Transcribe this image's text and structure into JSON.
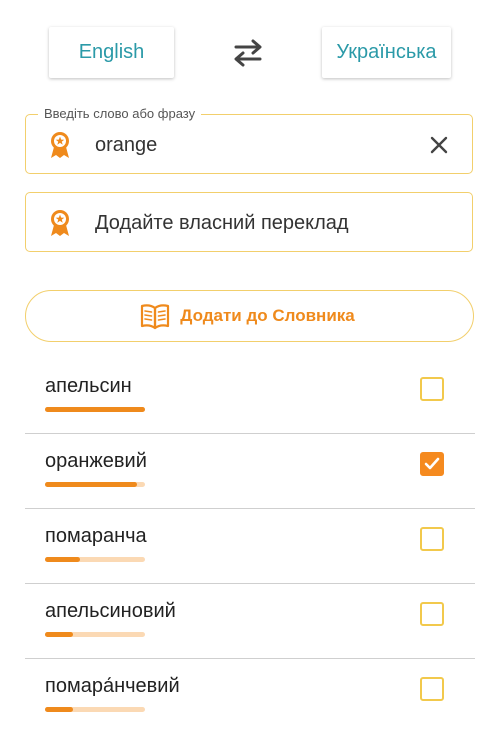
{
  "language_bar": {
    "from_label": "English",
    "to_label": "Українська"
  },
  "input": {
    "legend": "Введіть слово або фразу",
    "value": "orange"
  },
  "own_translation": {
    "label": "Додайте власний переклад"
  },
  "dictionary_button": {
    "label": "Додати до Словника"
  },
  "translations": [
    {
      "word": "апельсин",
      "score": 1.0,
      "checked": false
    },
    {
      "word": "оранжевий",
      "score": 0.92,
      "checked": true
    },
    {
      "word": "помаранча",
      "score": 0.35,
      "checked": false
    },
    {
      "word": "апельсиновий",
      "score": 0.28,
      "checked": false
    },
    {
      "word": "помара́нчевий",
      "score": 0.28,
      "checked": false
    }
  ],
  "colors": {
    "accent_orange": "#ef8a1c",
    "teal_text": "#2b9aa8",
    "field_border": "#f2cf6c",
    "bar_track": "#fbd9b4"
  }
}
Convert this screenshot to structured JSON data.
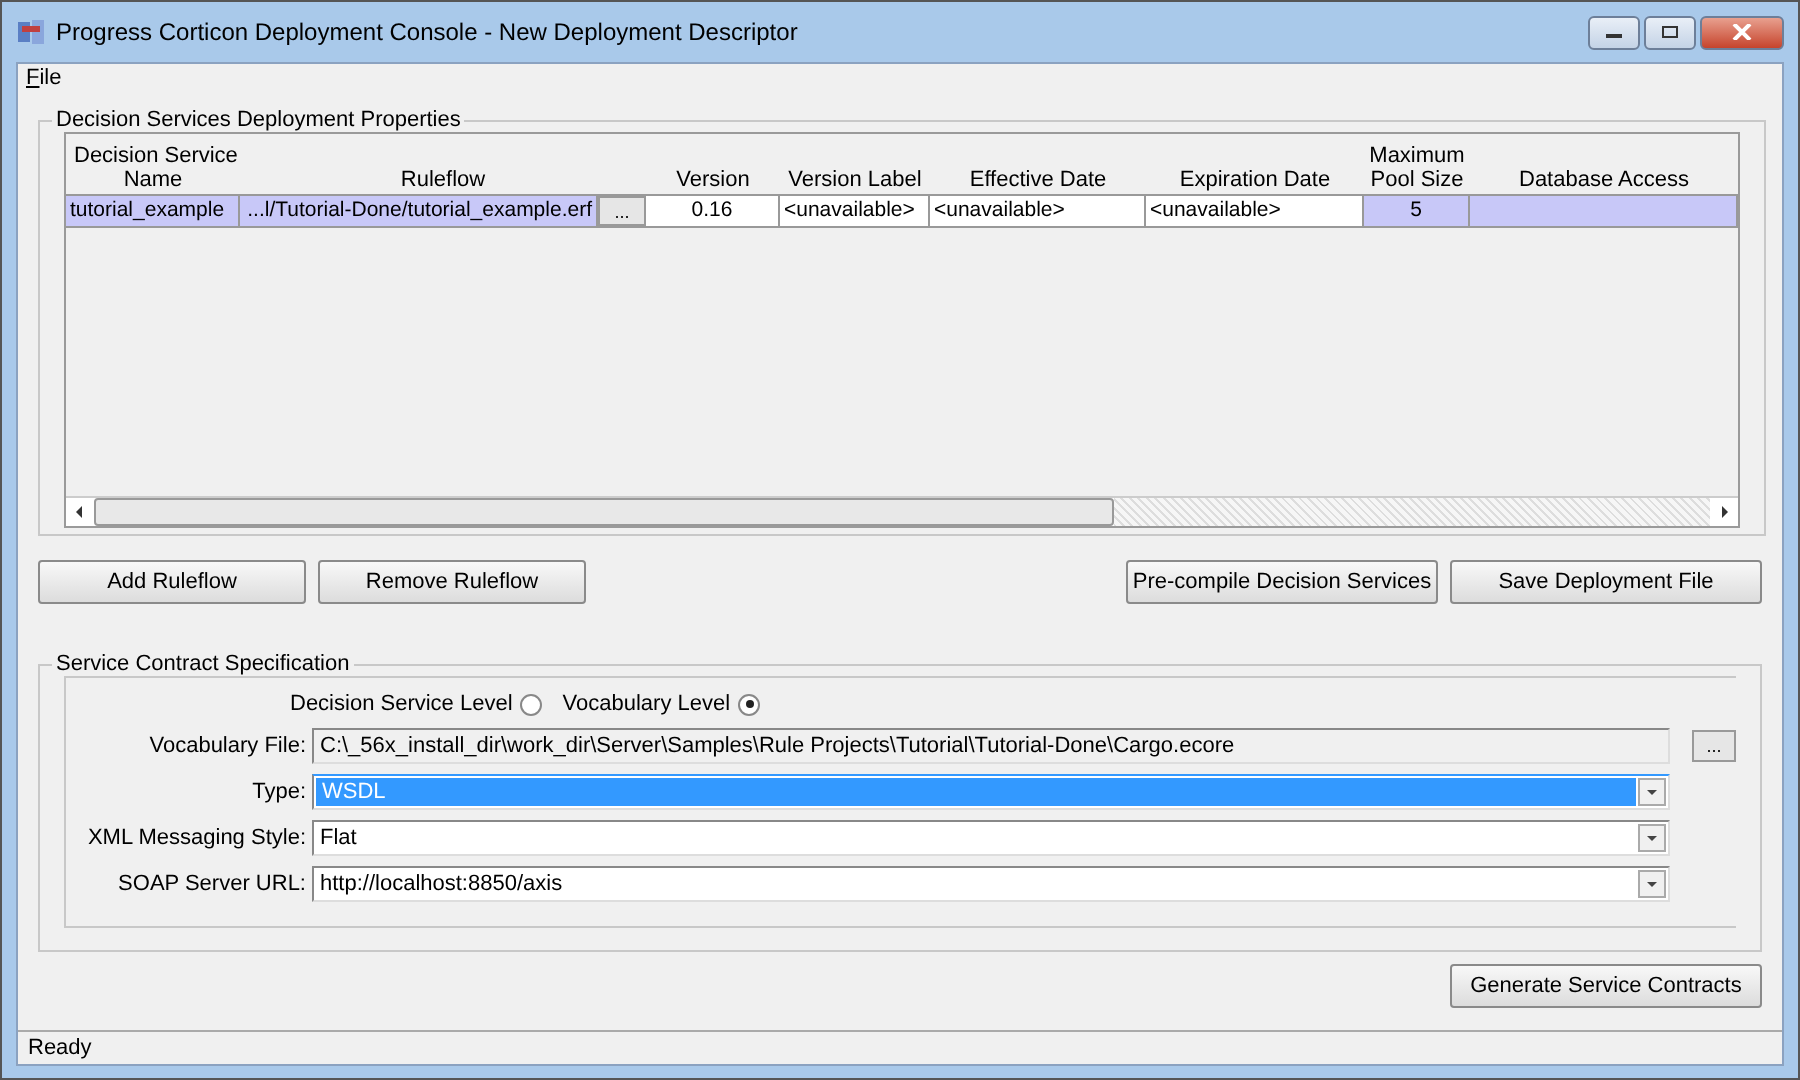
##########
Check each line above for "score" and return the ones that have it.

• [Exercise output]
      "score": 1.0,
      "score": 0.92,
      "score": 0.35,
      "score": 0.28,
      "score": 0.28,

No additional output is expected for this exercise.